| Task prompt |
Go through the listing and return every line with "推进剂贮箱是箭体结构中的关键系统之一" in it.

| Saved entries |
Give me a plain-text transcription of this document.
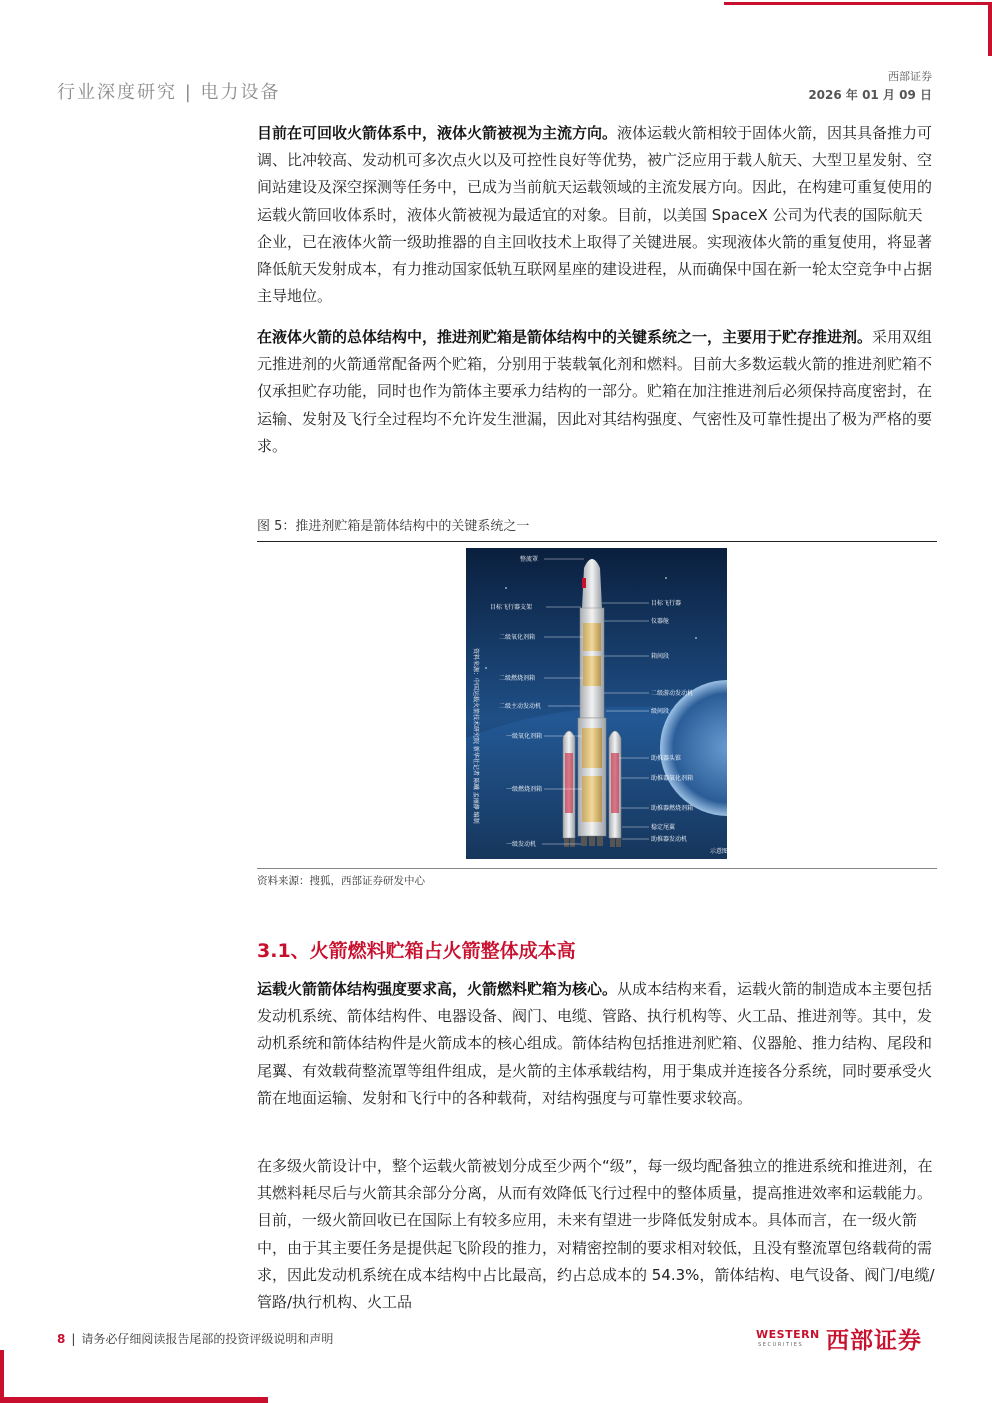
行业深度研究 | 电力设备
西部证券
2026 年 01 月 09 日

目前在可回收火箭体系中，液体火箭被视为主流方向。液体运载火箭相较于固体火箭，因其具备推力可调、比冲较高、发动机可多次点火以及可控性良好等优势，被广泛应用于载人航天、大型卫星发射、空间站建设及深空探测等任务中，已成为当前航天运载领域的主流发展方向。因此，在构建可重复使用的运载火箭回收体系时，液体火箭被视为最适宜的对象。目前，以美国 SpaceX 公司为代表的国际航天企业，已在液体火箭一级助推器的自主回收技术上取得了关键进展。实现液体火箭的重复使用，将显著降低航天发射成本，有力推动国家低轨互联网星座的建设进程，从而确保中国在新一轮太空竞争中占据主导地位。

在液体火箭的总体结构中，推进剂贮箱是箭体结构中的关键系统之一，主要用于贮存推进剂。采用双组元推进剂的火箭通常配备两个贮箱，分别用于装载氧化剂和燃料。目前大多数运载火箭的推进剂贮箱不仅承担贮存功能，同时也作为箭体主要承力结构的一部分。贮箱在加注推进剂后必须保持高度密封，在运输、发射及飞行全过程均不允许发生泄漏，因此对其结构强度、气密性及可靠性提出了极为严格的要求。

图 5：推进剂贮箱是箭体结构中的关键系统之一
整流罩
目标飞行器支架
二级氧化剂箱
二级燃烧剂箱
二级主动发动机
一级氧化剂箱
一级燃烧剂箱
一级发动机
目标飞行器
仪器舱
箱间段
二级游动发动机
级间段
助推器头锥
助推器氧化剂箱
助推器燃烧剂箱
稳定尾翼
助推器发动机
资料来源：中国运载火箭技术研究院 新华社记者 陈曦 孟丽静 编制
示意图
资料来源：搜狐，西部证券研发中心
3.1、火箭燃料贮箱占火箭整体成本高

运载火箭箭体结构强度要求高，火箭燃料贮箱为核心。从成本结构来看，运载火箭的制造成本主要包括发动机系统、箭体结构件、电器设备、阀门、电缆、管路、执行机构等、火工品、推进剂等。其中，发动机系统和箭体结构件是火箭成本的核心组成。箭体结构包括推进剂贮箱、仪器舱、推力结构、尾段和尾翼、有效载荷整流罩等组件组成，是火箭的主体承载结构，用于集成并连接各分系统，同时要承受火箭在地面运输、发射和飞行中的各种载荷，对结构强度与可靠性要求较高。

在多级火箭设计中，整个运载火箭被划分成至少两个“级”，每一级均配备独立的推进系统和推进剂，在其燃料耗尽后与火箭其余部分分离，从而有效降低飞行过程中的整体质量，提高推进效率和运载能力。目前，一级火箭回收已在国际上有较多应用，未来有望进一步降低发射成本。具体而言，在一级火箭中，由于其主要任务是提供起飞阶段的推力，对精密控制的要求相对较低，且没有整流罩包络载荷的需求，因此发动机系统在成本结构中占比最高，约占总成本的 54.3%，箭体结构、电气设备、阀门/电缆/管路/执行机构、火工品

8 | 请务必仔细阅读报告尾部的投资评级说明和声明	WESTERN
SECURITIES 西部证券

| Final result |
在液体火箭的总体结构中，推进剂贮箱是箭体结构中的关键系统之一，主要用于贮存推进剂。采用双组元推进剂的火箭通常配备两个贮箱，分别用于装载氧化剂和燃料。目前大多数运载火箭的推进剂贮箱不仅承担贮存功能，同时也作为箭体主要承力结构的一部分。贮箱在加注推进剂后必须保持高度密封，在运输、发射及飞行全过程均不允许发生泄漏，因此对其结构强度、气密性及可靠性提出了极为严格的要求。
图 5：推进剂贮箱是箭体结构中的关键系统之一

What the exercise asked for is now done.